TASK INSTRUCTIONS:
Do not carry the pictures over; copy every other part of the entries exactly.

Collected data
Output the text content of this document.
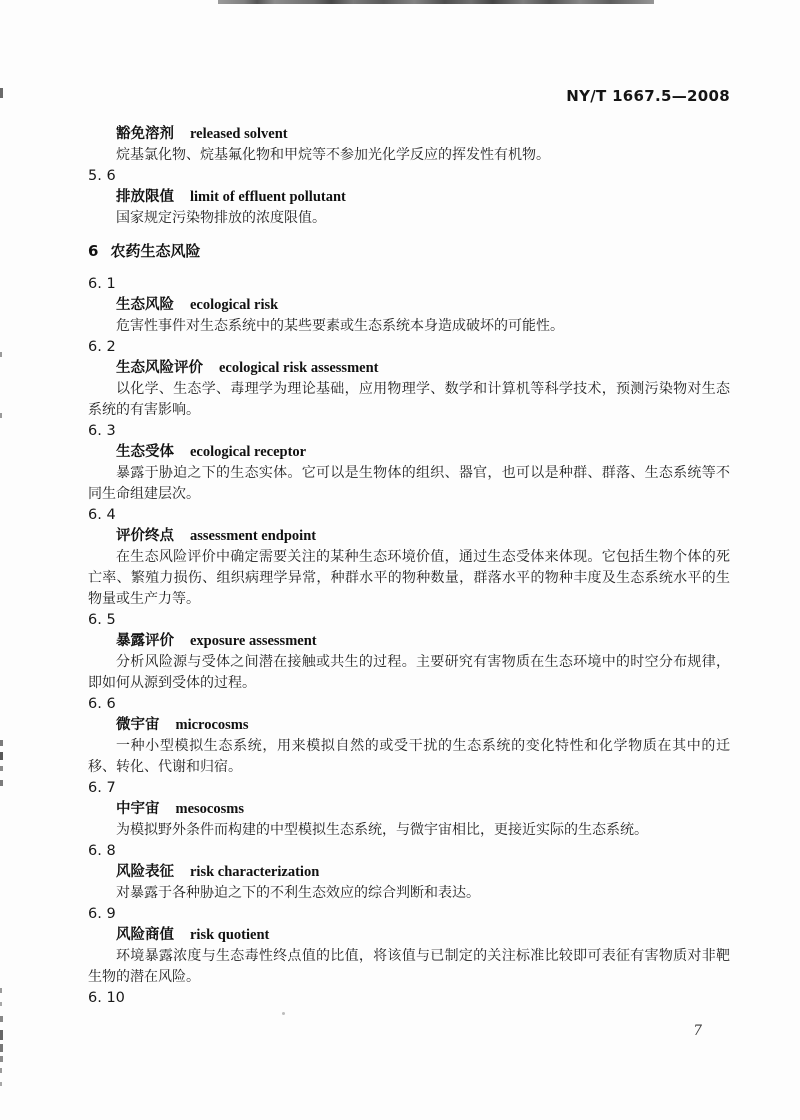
NY/T 1667.5—2008
豁免溶剂 released solvent

烷基氯化物、烷基氟化物和甲烷等不参加光化学反应的挥发性有机物。

5. 6
排放限值 limit of effluent pollutant

国家规定污染物排放的浓度限值。

6 农药生态风险
6. 1
生态风险 ecological risk

危害性事件对生态系统中的某些要素或生态系统本身造成破坏的可能性。

6. 2
生态风险评价 ecological risk assessment

以化学、生态学、毒理学为理论基础，应用物理学、数学和计算机等科学技术，预测污染物对生态系统的有害影响。

6. 3
生态受体 ecological receptor

暴露于胁迫之下的生态实体。它可以是生物体的组织、器官，也可以是种群、群落、生态系统等不同生命组建层次。

6. 4
评价终点 assessment endpoint

在生态风险评价中确定需要关注的某种生态环境价值，通过生态受体来体现。它包括生物个体的死亡率、繁殖力损伤、组织病理学异常，种群水平的物种数量，群落水平的物种丰度及生态系统水平的生物量或生产力等。

6. 5
暴露评价 exposure assessment

分析风险源与受体之间潜在接触或共生的过程。主要研究有害物质在生态环境中的时空分布规律，即如何从源到受体的过程。

6. 6
微宇宙 microcosms

一种小型模拟生态系统，用来模拟自然的或受干扰的生态系统的变化特性和化学物质在其中的迁移、转化、代谢和归宿。

6. 7
中宇宙 mesocosms

为模拟野外条件而构建的中型模拟生态系统，与微宇宙相比，更接近实际的生态系统。

6. 8
风险表征 risk characterization

对暴露于各种胁迫之下的不利生态效应的综合判断和表达。

6. 9
风险商值 risk quotient

环境暴露浓度与生态毒性终点值的比值，将该值与已制定的关注标准比较即可表征有害物质对非靶生物的潜在风险。

6. 10
7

RESPONSE TO THE TASK:
Output the text content of this document.
NY/T 1667.5—2008
豁免溶剂 released solvent

烷基氯化物、烷基氟化物和甲烷等不参加光化学反应的挥发性有机物。

5. 6
排放限值 limit of effluent pollutant

国家规定污染物排放的浓度限值。

6 农药生态风险
6. 1
生态风险 ecological risk

危害性事件对生态系统中的某些要素或生态系统本身造成破坏的可能性。

6. 2
生态风险评价 ecological risk assessment

以化学、生态学、毒理学为理论基础，应用物理学、数学和计算机等科学技术，预测污染物对生态系统的有害影响。

6. 3
生态受体 ecological receptor

暴露于胁迫之下的生态实体。它可以是生物体的组织、器官，也可以是种群、群落、生态系统等不同生命组建层次。

6. 4
评价终点 assessment endpoint

在生态风险评价中确定需要关注的某种生态环境价值，通过生态受体来体现。它包括生物个体的死亡率、繁殖力损伤、组织病理学异常，种群水平的物种数量，群落水平的物种丰度及生态系统水平的生物量或生产力等。

6. 5
暴露评价 exposure assessment

分析风险源与受体之间潜在接触或共生的过程。主要研究有害物质在生态环境中的时空分布规律，即如何从源到受体的过程。

6. 6
微宇宙 microcosms

一种小型模拟生态系统，用来模拟自然的或受干扰的生态系统的变化特性和化学物质在其中的迁移、转化、代谢和归宿。

6. 7
中宇宙 mesocosms

为模拟野外条件而构建的中型模拟生态系统，与微宇宙相比，更接近实际的生态系统。

6. 8
风险表征 risk characterization

对暴露于各种胁迫之下的不利生态效应的综合判断和表达。

6. 9
风险商值 risk quotient

环境暴露浓度与生态毒性终点值的比值，将该值与已制定的关注标准比较即可表征有害物质对非靶生物的潜在风险。

6. 10
7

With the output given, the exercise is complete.